[WHAT IS REQUIRED]
Find how many lines of the listing below include the word "this", then report the number by itself.

*** LISTING ***

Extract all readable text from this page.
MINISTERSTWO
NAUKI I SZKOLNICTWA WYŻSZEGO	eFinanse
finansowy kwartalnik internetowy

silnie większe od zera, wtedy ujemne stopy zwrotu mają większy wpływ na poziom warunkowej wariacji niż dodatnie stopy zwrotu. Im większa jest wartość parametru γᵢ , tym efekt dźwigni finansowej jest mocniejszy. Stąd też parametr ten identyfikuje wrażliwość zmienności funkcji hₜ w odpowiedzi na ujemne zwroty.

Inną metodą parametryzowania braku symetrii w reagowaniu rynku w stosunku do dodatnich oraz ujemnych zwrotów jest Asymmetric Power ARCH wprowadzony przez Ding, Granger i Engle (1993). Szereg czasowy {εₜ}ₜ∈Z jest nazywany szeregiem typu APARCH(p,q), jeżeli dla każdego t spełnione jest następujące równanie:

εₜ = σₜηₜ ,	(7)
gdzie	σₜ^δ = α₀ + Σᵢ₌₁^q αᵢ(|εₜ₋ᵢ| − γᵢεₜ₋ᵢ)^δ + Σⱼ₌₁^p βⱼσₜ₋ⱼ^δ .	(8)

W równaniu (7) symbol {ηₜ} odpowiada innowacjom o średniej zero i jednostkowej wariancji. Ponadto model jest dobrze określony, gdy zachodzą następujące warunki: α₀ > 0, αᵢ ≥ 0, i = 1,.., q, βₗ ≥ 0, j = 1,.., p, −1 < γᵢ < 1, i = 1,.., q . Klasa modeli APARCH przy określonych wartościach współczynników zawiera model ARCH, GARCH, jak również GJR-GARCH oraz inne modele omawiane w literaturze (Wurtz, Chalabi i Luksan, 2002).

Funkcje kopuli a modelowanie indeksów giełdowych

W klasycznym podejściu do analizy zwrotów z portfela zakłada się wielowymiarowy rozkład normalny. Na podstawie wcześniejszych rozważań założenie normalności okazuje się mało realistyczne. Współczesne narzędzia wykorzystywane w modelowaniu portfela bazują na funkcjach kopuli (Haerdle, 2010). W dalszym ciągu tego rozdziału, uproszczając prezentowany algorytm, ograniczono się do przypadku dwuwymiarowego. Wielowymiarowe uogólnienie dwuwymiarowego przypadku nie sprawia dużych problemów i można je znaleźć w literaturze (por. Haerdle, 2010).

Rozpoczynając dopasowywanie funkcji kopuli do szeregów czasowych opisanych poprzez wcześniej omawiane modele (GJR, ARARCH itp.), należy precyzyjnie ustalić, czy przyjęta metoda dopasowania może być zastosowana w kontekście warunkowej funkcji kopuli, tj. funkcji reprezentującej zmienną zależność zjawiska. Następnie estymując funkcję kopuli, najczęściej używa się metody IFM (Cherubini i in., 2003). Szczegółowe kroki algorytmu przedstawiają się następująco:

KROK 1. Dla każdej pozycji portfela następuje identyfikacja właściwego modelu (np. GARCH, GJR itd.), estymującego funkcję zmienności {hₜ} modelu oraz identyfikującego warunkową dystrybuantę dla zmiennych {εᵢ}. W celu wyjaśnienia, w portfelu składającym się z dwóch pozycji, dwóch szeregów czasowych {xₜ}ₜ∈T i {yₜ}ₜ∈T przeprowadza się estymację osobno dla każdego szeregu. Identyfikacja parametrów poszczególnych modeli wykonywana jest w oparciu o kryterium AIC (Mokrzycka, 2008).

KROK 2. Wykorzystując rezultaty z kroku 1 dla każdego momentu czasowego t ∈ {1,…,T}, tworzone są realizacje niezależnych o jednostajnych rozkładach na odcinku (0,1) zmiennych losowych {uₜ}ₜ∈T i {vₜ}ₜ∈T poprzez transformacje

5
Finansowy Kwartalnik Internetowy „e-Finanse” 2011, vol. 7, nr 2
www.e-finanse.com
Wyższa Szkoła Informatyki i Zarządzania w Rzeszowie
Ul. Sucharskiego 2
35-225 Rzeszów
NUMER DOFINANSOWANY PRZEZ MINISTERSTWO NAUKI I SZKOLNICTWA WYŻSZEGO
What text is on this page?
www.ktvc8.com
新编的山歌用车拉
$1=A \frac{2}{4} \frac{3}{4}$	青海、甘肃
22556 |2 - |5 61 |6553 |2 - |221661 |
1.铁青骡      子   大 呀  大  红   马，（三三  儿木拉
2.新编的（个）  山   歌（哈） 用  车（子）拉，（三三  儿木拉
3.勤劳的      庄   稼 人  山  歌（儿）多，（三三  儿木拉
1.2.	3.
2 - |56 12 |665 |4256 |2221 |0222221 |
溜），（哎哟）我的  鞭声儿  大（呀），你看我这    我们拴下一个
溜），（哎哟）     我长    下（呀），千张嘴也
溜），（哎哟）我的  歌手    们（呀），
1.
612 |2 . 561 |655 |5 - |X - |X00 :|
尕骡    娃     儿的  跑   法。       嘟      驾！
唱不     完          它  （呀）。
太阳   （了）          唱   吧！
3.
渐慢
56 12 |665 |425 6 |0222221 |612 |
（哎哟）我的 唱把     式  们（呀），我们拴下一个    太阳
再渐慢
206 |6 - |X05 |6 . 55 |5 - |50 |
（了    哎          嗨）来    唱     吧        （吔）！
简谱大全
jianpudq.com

***

[RIGHT ANSWER]
2